▶ _What to produce_:
Copy, with no changes, the lines in the records from the line with "y-tick: 52 (121, 552, 134, 566)" up to and including the line with "bar-value-label: 55,43 (199, 453, 229, 467)".

— START OF Dataset records —

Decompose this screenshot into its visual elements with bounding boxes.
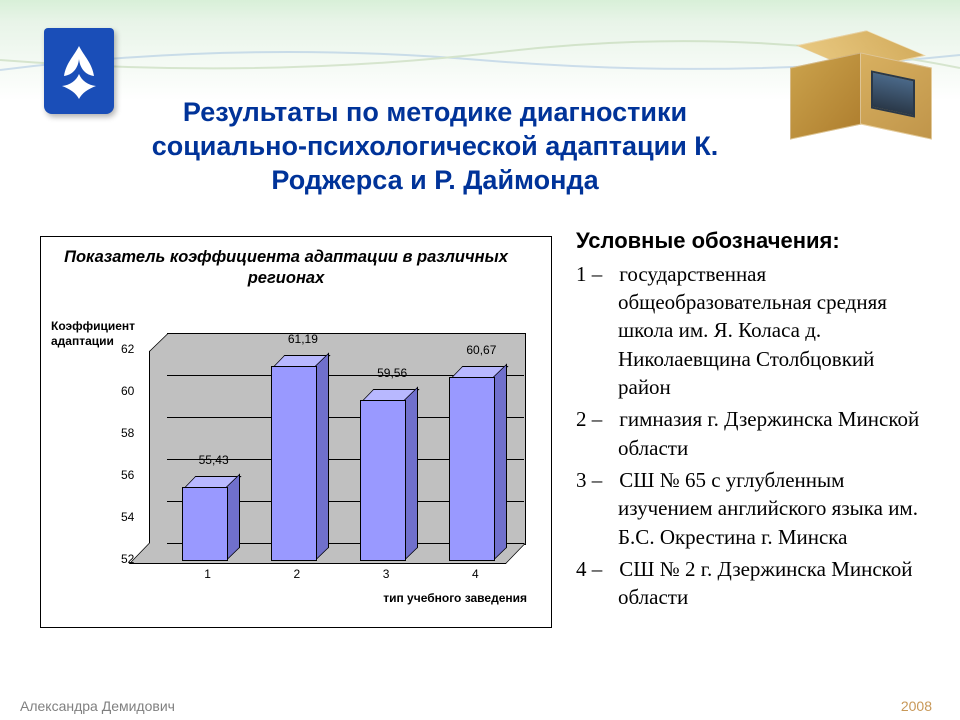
y-tick: 52 (121, 552, 134, 566)
chart-title: Показатель коэффициента адаптации в разл… (41, 247, 531, 290)
x-tick: 4 (472, 567, 479, 581)
footer-year: 2008 (901, 698, 932, 714)
legend-item: 4 – СШ № 2 г. Дзержинска Минской области (576, 555, 930, 612)
bar-value-label: 59,56 (377, 366, 407, 380)
logo-shield (44, 28, 114, 114)
x-tick: 3 (383, 567, 390, 581)
decorative-cube (780, 40, 940, 180)
bar-value-label: 61,19 (288, 332, 318, 346)
y-tick: 58 (121, 426, 134, 440)
bar-value-label: 60,67 (466, 343, 496, 357)
plot-area: 52545658606255,43161,19259,56360,674 (149, 349, 524, 559)
legend-item: 2 – гимназия г. Дзержинска Минской облас… (576, 405, 930, 462)
x-tick: 2 (294, 567, 301, 581)
footer-author: Александра Демидович (20, 698, 175, 714)
slide: Результаты по методике диагностики социа… (0, 0, 960, 720)
y-tick: 62 (121, 342, 134, 356)
y-tick: 60 (121, 384, 134, 398)
bar-chart: Показатель коэффициента адаптации в разл… (40, 236, 552, 628)
y-tick: 56 (121, 468, 134, 482)
y-tick: 54 (121, 510, 134, 524)
bar-value-label: 55,43 (199, 453, 229, 467)
legend-title: Условные обозначения: (576, 226, 930, 256)
slide-title: Результаты по методике диагностики социа… (110, 96, 760, 197)
x-tick: 1 (204, 567, 211, 581)
x-axis-label: тип учебного заведения (383, 591, 527, 605)
legend: Условные обозначения: 1 – государственна… (576, 226, 930, 616)
legend-item: 3 – СШ № 65 с углубленным изучением англ… (576, 466, 930, 551)
legend-item: 1 – государственная общеобразовательная … (576, 260, 930, 402)
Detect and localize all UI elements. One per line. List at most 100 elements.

— END OF Dataset records —

▶ _Exercise response_:
y-tick: 52 (121, 552, 134, 566)
chart-title: Показатель коэффициента адаптации в разл… (41, 247, 531, 290)
x-tick: 4 (472, 567, 479, 581)
footer-year: 2008 (901, 698, 932, 714)
legend-item: 4 – СШ № 2 г. Дзержинска Минской области (576, 555, 930, 612)
bar-value-label: 59,56 (377, 366, 407, 380)
logo-shield (44, 28, 114, 114)
x-tick: 3 (383, 567, 390, 581)
decorative-cube (780, 40, 940, 180)
bar-value-label: 61,19 (288, 332, 318, 346)
y-tick: 58 (121, 426, 134, 440)
bar-value-label: 60,67 (466, 343, 496, 357)
plot-area: 52545658606255,43161,19259,56360,674 (149, 349, 524, 559)
legend-item: 2 – гимназия г. Дзержинска Минской облас… (576, 405, 930, 462)
x-tick: 2 (294, 567, 301, 581)
footer-author: Александра Демидович (20, 698, 175, 714)
slide: Результаты по методике диагностики социа… (0, 0, 960, 720)
y-tick: 62 (121, 342, 134, 356)
y-tick: 60 (121, 384, 134, 398)
bar-chart: Показатель коэффициента адаптации в разл… (40, 236, 552, 628)
y-tick: 56 (121, 468, 134, 482)
y-tick: 54 (121, 510, 134, 524)
bar-value-label: 55,43 (199, 453, 229, 467)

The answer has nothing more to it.